# Flatrock tonight? 3-24



## kristo27 (Mar 25, 2009)

that was a fly box that was lost. Was wondering if anyone went out today and how ya did i'll be down there tommorow morning:help:


----------



## MrHusky (Feb 20, 2009)

I went down today I got 13 eyes 7 suckers and 1 pike. The eyes in there are getting huge. I pulled up an 8 lber today and a buddy got a 9. Saw 2 steel caught at the coffer one stone flies but that was it. Steely action is slow right now.


----------



## kristo27 (Mar 25, 2009)

woke up this mornin ready to go and had a sick kid to deal with so im goin in the mornin hope some move in tonight!!!!! nice catch today and thanks for the info


----------



## Krock.crick (Mar 20, 2009)

well i don't no about the fishin after dark there but i have fished other rivers at night for steely's and done well. I have fished flatrock early in the morn like 6 or so brought my lantern and spawn faired well also. but don't fish there on weekends or middle of the day till dark because people tend to crowd u when u fish. like it to myself and maybe afew others. if u get one on the stringer it is like a magnet for rudeness they cut ur drift off snag ur line that kinda stuff. so as far as night time u can catch fish. i like to use glow jigs tipped with waxy's, spawn bags, or nature's best a good ole fasion night crawler. so good luck to you and have fun


----------



## MrHusky (Feb 20, 2009)

**Dataset rows**
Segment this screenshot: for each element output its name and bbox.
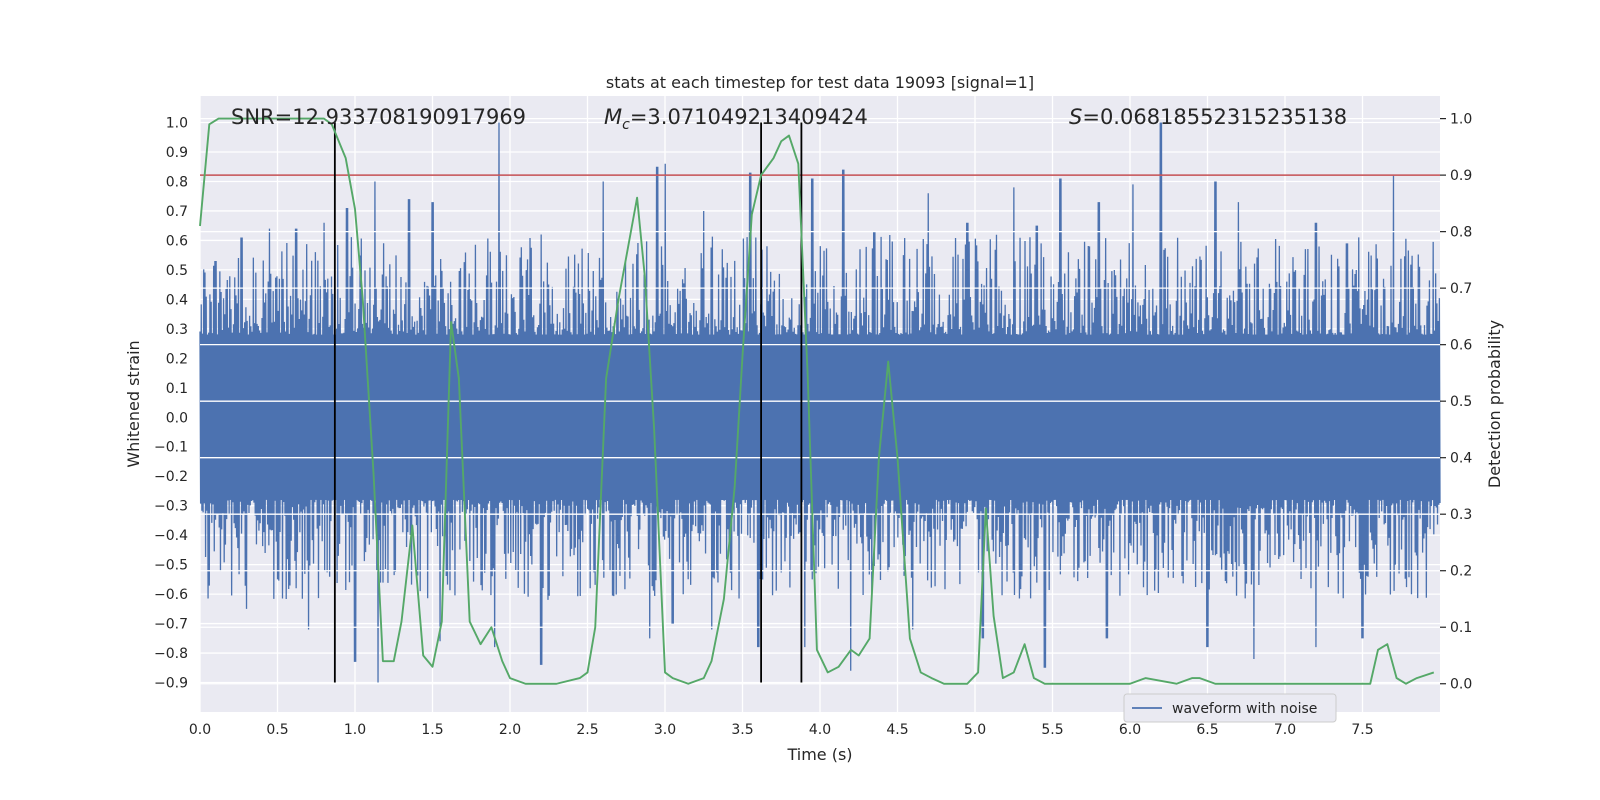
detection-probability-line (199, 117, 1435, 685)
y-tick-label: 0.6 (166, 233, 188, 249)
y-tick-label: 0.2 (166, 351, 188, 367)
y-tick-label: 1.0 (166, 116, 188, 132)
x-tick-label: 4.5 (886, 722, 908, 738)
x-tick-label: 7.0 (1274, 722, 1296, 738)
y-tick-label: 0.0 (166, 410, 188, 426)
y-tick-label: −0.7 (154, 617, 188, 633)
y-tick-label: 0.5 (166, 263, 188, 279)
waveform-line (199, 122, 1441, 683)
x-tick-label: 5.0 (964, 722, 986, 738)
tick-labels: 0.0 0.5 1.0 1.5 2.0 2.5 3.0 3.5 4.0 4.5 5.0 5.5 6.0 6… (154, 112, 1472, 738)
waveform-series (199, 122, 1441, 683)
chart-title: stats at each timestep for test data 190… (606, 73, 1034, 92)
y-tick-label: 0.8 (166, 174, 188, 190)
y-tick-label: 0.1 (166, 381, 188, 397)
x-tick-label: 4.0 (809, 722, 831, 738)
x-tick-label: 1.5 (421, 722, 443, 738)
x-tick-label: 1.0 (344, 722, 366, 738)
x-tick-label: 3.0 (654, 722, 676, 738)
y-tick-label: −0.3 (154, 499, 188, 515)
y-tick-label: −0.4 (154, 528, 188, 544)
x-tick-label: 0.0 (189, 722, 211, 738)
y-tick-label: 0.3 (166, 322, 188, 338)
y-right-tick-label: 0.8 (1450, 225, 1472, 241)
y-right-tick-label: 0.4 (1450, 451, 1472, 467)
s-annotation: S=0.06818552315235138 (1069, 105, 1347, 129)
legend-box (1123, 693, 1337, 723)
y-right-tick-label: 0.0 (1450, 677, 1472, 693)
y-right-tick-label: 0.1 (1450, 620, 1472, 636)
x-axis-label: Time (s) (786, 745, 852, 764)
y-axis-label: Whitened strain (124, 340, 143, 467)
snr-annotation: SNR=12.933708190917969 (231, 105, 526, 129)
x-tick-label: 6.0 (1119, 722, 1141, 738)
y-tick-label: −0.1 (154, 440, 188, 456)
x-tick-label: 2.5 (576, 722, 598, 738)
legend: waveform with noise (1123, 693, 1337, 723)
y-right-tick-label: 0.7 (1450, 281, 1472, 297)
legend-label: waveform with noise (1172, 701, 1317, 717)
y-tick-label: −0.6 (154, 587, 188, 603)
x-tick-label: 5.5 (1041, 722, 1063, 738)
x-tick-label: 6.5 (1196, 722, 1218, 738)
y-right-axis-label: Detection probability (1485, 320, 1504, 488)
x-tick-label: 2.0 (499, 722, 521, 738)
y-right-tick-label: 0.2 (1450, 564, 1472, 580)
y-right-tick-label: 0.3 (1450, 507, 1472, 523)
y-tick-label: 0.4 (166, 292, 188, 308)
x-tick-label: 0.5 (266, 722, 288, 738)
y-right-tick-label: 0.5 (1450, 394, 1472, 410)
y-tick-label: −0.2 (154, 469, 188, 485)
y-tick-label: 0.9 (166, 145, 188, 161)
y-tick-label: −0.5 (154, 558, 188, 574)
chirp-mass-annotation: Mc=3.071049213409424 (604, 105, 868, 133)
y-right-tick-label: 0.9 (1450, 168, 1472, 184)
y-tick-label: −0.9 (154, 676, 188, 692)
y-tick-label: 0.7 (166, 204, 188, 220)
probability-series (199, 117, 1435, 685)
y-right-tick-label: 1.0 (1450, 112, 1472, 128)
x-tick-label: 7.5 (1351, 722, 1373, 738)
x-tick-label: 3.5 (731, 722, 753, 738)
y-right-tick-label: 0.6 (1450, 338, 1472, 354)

**Requirements**
1) In the Flatrock fishing thread, what did MrHusky catch on the day of his first post?
2) Write the next part of the Flatrock fishing thread, picking up right after its final line.
You can set the material aside; none of it is needed here.

**Results for each task**
1) 13 eyes, 7 suckers and 1 pike.

2)
Went again last night, water went down big time. Almost down to normal. It was a walleye keeper fest. Every body with there bucket full of walleye. I left at 130 am and there were still a bunch of people there. : 0


----------



## bigsablemike (Apr 26, 2005)

MrHusky said:


> Went again last night, water went down big time. Almost down to normal. It was a walleye keeper fest. Every body with there bucket full of walleye. I left at 130 am and there were still a bunch of people there. : 0


 
so a bunch of people were poaching walleye?
did you call the law?


----------



## HunterDude (Sep 6, 2008)

I was there last night from 600 to 1200 am I seen them people with them buckets one of them had a few suckers


----------



## Huron River Dan (Apr 16, 2001)

MrHusky said:


> Went again last night, water went down big time. Almost down to normal. It was a walleye keeper fest. Every body with there bucket full of walleye. I left at 130 am and there were still a bunch of people there. : 0



Did you call the law? 

Dan


----------



## Michigander1 (Apr 5, 2006)




----------



## burbotman (Feb 20, 2001)

This really outrages me that these so-called "fishermen" would do this. This is our Lake Erie walleye in there, folks. And to anyone that keeps walleye or any other fish out of season, YOU WILL GET CAUGHT, I repeat, YOU WILL GET CAUGHT. COs work at all hours of the day, every day, and even in the most adverse conditions. If I see anyone keep fish out of season, the RAP line will be on speed dial. Here it is: 1-800-292-7800. Poachers steal from everyone. I am willing to volunteer my time(if available) watching FR Park for poaching activity and then reporting it to the authorities. This is our resource. Lets help to protect it.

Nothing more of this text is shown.